● Task instructions:
Only the lines from the one containing "What does this" to the end of the records belong in the output; print them exactly.

(Records excerpted from a collection)
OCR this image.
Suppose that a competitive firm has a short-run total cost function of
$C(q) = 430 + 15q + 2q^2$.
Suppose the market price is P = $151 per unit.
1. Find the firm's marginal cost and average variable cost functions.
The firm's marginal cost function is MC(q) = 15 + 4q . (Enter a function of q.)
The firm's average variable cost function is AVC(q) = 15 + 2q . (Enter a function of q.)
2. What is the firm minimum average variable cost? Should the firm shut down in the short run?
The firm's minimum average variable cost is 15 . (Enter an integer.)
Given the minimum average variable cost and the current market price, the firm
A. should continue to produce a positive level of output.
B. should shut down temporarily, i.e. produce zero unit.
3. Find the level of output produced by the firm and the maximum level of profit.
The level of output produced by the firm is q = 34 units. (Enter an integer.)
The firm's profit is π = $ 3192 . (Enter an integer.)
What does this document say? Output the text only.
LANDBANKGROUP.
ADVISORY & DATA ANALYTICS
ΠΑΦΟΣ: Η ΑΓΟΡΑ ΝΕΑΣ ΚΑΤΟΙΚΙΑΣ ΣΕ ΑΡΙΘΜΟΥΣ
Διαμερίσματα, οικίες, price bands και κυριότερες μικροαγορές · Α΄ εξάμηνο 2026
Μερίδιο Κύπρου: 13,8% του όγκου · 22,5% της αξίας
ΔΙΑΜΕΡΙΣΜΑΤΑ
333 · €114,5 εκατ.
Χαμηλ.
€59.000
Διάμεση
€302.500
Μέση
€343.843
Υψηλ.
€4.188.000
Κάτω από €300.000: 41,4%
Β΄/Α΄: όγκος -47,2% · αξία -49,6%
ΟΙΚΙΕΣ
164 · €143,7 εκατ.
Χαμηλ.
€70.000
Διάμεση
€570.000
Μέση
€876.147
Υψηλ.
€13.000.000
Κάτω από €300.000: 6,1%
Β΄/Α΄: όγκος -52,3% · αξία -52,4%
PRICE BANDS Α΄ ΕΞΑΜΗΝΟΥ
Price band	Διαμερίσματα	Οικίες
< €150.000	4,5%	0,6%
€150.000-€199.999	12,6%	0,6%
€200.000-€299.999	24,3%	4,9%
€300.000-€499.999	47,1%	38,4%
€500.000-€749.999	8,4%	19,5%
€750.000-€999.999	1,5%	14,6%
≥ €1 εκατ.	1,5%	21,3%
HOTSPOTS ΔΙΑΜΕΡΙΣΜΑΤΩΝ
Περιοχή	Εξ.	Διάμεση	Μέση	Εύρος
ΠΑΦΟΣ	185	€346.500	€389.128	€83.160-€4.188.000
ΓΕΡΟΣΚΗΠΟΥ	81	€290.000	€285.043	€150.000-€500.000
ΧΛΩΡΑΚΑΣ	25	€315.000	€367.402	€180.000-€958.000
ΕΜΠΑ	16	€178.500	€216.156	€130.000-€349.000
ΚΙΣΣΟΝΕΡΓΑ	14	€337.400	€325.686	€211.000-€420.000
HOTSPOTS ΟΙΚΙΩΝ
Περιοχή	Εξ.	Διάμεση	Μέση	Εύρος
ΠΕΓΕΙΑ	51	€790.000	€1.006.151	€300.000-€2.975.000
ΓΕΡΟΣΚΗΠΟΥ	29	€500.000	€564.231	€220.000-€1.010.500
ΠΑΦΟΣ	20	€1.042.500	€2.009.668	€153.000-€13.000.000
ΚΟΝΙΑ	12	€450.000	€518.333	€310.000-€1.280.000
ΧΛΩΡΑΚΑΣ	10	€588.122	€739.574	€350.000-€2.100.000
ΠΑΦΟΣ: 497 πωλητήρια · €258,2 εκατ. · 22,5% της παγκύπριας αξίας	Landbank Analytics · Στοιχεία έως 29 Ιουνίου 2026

● Exercise answer:
What does this document say? Output the text only.
LANDBANKGROUP.
ADVISORY & DATA ANALYTICS
ΠΑΦΟΣ: Η ΑΓΟΡΑ ΝΕΑΣ ΚΑΤΟΙΚΙΑΣ ΣΕ ΑΡΙΘΜΟΥΣ
Διαμερίσματα, οικίες, price bands και κυριότερες μικροαγορές · Α΄ εξάμηνο 2026
Μερίδιο Κύπρου: 13,8% του όγκου · 22,5% της αξίας
ΔΙΑΜΕΡΙΣΜΑΤΑ
333 · €114,5 εκατ.
Χαμηλ.
€59.000
Διάμεση
€302.500
Μέση
€343.843
Υψηλ.
€4.188.000
Κάτω από €300.000: 41,4%
Β΄/Α΄: όγκος -47,2% · αξία -49,6%
ΟΙΚΙΕΣ
164 · €143,7 εκατ.
Χαμηλ.
€70.000
Διάμεση
€570.000
Μέση
€876.147
Υψηλ.
€13.000.000
Κάτω από €300.000: 6,1%
Β΄/Α΄: όγκος -52,3% · αξία -52,4%
PRICE BANDS Α΄ ΕΞΑΜΗΝΟΥ
Price band	Διαμερίσματα	Οικίες
< €150.000	4,5%	0,6%
€150.000-€199.999	12,6%	0,6%
€200.000-€299.999	24,3%	4,9%
€300.000-€499.999	47,1%	38,4%
€500.000-€749.999	8,4%	19,5%
€750.000-€999.999	1,5%	14,6%
≥ €1 εκατ.	1,5%	21,3%
HOTSPOTS ΔΙΑΜΕΡΙΣΜΑΤΩΝ
Περιοχή	Εξ.	Διάμεση	Μέση	Εύρος
ΠΑΦΟΣ	185	€346.500	€389.128	€83.160-€4.188.000
ΓΕΡΟΣΚΗΠΟΥ	81	€290.000	€285.043	€150.000-€500.000
ΧΛΩΡΑΚΑΣ	25	€315.000	€367.402	€180.000-€958.000
ΕΜΠΑ	16	€178.500	€216.156	€130.000-€349.000
ΚΙΣΣΟΝΕΡΓΑ	14	€337.400	€325.686	€211.000-€420.000
HOTSPOTS ΟΙΚΙΩΝ
Περιοχή	Εξ.	Διάμεση	Μέση	Εύρος
ΠΕΓΕΙΑ	51	€790.000	€1.006.151	€300.000-€2.975.000
ΓΕΡΟΣΚΗΠΟΥ	29	€500.000	€564.231	€220.000-€1.010.500
ΠΑΦΟΣ	20	€1.042.500	€2.009.668	€153.000-€13.000.000
ΚΟΝΙΑ	12	€450.000	€518.333	€310.000-€1.280.000
ΧΛΩΡΑΚΑΣ	10	€588.122	€739.574	€350.000-€2.100.000
ΠΑΦΟΣ: 497 πωλητήρια · €258,2 εκατ. · 22,5% της παγκύπριας αξίας	Landbank Analytics · Στοιχεία έως 29 Ιουνίου 2026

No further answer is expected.